Make an exact copy of the listing below.
[start of Provided records]
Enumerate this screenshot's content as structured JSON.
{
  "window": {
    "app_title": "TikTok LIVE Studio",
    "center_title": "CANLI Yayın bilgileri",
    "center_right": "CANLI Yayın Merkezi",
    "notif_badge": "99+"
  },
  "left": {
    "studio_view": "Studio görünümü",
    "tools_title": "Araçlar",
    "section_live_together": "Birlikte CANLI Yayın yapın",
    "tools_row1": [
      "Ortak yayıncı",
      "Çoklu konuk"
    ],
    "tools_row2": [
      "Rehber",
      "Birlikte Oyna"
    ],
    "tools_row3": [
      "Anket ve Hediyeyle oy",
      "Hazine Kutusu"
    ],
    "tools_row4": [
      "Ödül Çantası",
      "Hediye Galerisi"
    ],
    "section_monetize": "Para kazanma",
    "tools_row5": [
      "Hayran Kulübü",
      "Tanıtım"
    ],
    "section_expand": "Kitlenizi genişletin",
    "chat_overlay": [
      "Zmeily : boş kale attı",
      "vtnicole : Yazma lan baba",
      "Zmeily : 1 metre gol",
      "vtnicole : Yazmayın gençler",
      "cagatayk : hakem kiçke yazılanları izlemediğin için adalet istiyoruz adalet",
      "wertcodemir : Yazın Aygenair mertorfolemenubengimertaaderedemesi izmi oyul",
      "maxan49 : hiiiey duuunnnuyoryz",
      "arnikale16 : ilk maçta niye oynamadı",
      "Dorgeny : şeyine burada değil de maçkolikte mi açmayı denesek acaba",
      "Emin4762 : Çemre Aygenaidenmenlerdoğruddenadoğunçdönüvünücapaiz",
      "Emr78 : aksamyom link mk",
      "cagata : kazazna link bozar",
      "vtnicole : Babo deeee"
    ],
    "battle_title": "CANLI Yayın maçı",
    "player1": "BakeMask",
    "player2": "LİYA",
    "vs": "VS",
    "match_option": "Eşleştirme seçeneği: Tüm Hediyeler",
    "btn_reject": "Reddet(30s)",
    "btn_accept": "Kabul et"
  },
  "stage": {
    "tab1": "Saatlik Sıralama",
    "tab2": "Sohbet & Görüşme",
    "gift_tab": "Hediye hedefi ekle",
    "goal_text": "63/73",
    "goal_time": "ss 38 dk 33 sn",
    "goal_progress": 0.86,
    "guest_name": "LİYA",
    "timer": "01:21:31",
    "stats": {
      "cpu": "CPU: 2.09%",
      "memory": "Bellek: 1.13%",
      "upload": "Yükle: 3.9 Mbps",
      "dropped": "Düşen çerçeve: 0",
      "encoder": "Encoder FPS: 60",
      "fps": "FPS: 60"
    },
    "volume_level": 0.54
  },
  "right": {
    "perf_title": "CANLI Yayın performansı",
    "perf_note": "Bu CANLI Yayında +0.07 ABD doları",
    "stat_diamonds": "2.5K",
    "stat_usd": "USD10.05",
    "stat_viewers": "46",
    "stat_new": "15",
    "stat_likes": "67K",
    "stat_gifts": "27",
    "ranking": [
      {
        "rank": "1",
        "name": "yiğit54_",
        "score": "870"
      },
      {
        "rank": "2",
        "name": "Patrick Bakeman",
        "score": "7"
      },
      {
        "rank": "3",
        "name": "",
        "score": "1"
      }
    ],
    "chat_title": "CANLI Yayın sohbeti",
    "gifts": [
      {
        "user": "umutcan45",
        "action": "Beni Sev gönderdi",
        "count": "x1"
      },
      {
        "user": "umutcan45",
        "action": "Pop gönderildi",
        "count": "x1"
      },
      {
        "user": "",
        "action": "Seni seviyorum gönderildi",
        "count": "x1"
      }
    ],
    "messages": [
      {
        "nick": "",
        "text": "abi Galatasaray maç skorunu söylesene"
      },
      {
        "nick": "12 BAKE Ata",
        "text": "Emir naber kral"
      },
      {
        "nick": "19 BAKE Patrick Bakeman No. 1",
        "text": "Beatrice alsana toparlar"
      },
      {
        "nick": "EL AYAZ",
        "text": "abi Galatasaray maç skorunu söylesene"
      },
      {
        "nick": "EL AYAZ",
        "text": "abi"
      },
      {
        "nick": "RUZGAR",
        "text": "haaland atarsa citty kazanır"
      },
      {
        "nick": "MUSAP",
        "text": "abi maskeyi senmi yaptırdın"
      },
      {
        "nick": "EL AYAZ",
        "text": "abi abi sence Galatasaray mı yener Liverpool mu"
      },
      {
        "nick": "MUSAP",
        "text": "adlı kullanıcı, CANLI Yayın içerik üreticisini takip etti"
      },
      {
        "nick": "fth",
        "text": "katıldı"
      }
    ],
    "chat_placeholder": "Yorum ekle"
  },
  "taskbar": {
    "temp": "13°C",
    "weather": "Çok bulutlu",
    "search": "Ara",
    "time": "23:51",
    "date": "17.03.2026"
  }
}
[end of Provided records]
Solution below
Enumerate this screenshot's content as structured JSON.
{
  "window": {
    "app_title": "TikTok LIVE Studio",
    "center_title": "CANLI Yayın bilgileri",
    "center_right": "CANLI Yayın Merkezi",
    "notif_badge": "99+"
  },
  "left": {
    "studio_view": "Studio görünümü",
    "tools_title": "Araçlar",
    "section_live_together": "Birlikte CANLI Yayın yapın",
    "tools_row1": [
      "Ortak yayıncı",
      "Çoklu konuk"
    ],
    "tools_row2": [
      "Rehber",
      "Birlikte Oyna"
    ],
    "tools_row3": [
      "Anket ve Hediyeyle oy",
      "Hazine Kutusu"
    ],
    "tools_row4": [
      "Ödül Çantası",
      "Hediye Galerisi"
    ],
    "section_monetize": "Para kazanma",
    "tools_row5": [
      "Hayran Kulübü",
      "Tanıtım"
    ],
    "section_expand": "Kitlenizi genişletin",
    "chat_overlay": [
      "Zmeily : boş kale attı",
      "vtnicole : Yazma lan baba",
      "Zmeily : 1 metre gol",
      "vtnicole : Yazmayın gençler",
      "cagatayk : hakem kiçke yazılanları izlemediğin için adalet istiyoruz adalet",
      "wertcodemir : Yazın Aygenair mertorfolemenubengimertaaderedemesi izmi oyul",
      "maxan49 : hiiiey duuunnnuyoryz",
      "arnikale16 : ilk maçta niye oynamadı",
      "Dorgeny : şeyine burada değil de maçkolikte mi açmayı denesek acaba",
      "Emin4762 : Çemre Aygenaidenmenlerdoğruddenadoğunçdönüvünücapaiz",
      "Emr78 : aksamyom link mk",
      "cagata : kazazna link bozar",
      "vtnicole : Babo deeee"
    ],
    "battle_title": "CANLI Yayın maçı",
    "player1": "BakeMask",
    "player2": "LİYA",
    "vs": "VS",
    "match_option": "Eşleştirme seçeneği: Tüm Hediyeler",
    "btn_reject": "Reddet(30s)",
    "btn_accept": "Kabul et"
  },
  "stage": {
    "tab1": "Saatlik Sıralama",
    "tab2": "Sohbet & Görüşme",
    "gift_tab": "Hediye hedefi ekle",
    "goal_text": "63/73",
    "goal_time": "ss 38 dk 33 sn",
    "goal_progress": 0.86,
    "guest_name": "LİYA",
    "timer": "01:21:31",
    "stats": {
      "cpu": "CPU: 2.09%",
      "memory": "Bellek: 1.13%",
      "upload": "Yükle: 3.9 Mbps",
      "dropped": "Düşen çerçeve: 0",
      "encoder": "Encoder FPS: 60",
      "fps": "FPS: 60"
    },
    "volume_level": 0.54
  },
  "right": {
    "perf_title": "CANLI Yayın performansı",
    "perf_note": "Bu CANLI Yayında +0.07 ABD doları",
    "stat_diamonds": "2.5K",
    "stat_usd": "USD10.05",
    "stat_viewers": "46",
    "stat_new": "15",
    "stat_likes": "67K",
    "stat_gifts": "27",
    "ranking": [
      {
        "rank": "1",
        "name": "yiğit54_",
        "score": "870"
      },
      {
        "rank": "2",
        "name": "Patrick Bakeman",
        "score": "7"
      },
      {
        "rank": "3",
        "name": "",
        "score": "1"
      }
    ],
    "chat_title": "CANLI Yayın sohbeti",
    "gifts": [
      {
        "user": "umutcan45",
        "action": "Beni Sev gönderdi",
        "count": "x1"
      },
      {
        "user": "umutcan45",
        "action": "Pop gönderildi",
        "count": "x1"
      },
      {
        "user": "",
        "action": "Seni seviyorum gönderildi",
        "count": "x1"
      }
    ],
    "messages": [
      {
        "nick": "",
        "text": "abi Galatasaray maç skorunu söylesene"
      },
      {
        "nick": "12 BAKE Ata",
        "text": "Emir naber kral"
      },
      {
        "nick": "19 BAKE Patrick Bakeman No. 1",
        "text": "Beatrice alsana toparlar"
      },
      {
        "nick": "EL AYAZ",
        "text": "abi Galatasaray maç skorunu söylesene"
      },
      {
        "nick": "EL AYAZ",
        "text": "abi"
      },
      {
        "nick": "RUZGAR",
        "text": "haaland atarsa citty kazanır"
      },
      {
        "nick": "MUSAP",
        "text": "abi maskeyi senmi yaptırdın"
      },
      {
        "nick": "EL AYAZ",
        "text": "abi abi sence Galatasaray mı yener Liverpool mu"
      },
      {
        "nick": "MUSAP",
        "text": "adlı kullanıcı, CANLI Yayın içerik üreticisini takip etti"
      },
      {
        "nick": "fth",
        "text": "katıldı"
      }
    ],
    "chat_placeholder": "Yorum ekle"
  },
  "taskbar": {
    "temp": "13°C",
    "weather": "Çok bulutlu",
    "search": "Ara",
    "time": "23:51",
    "date": "17.03.2026"
  }
}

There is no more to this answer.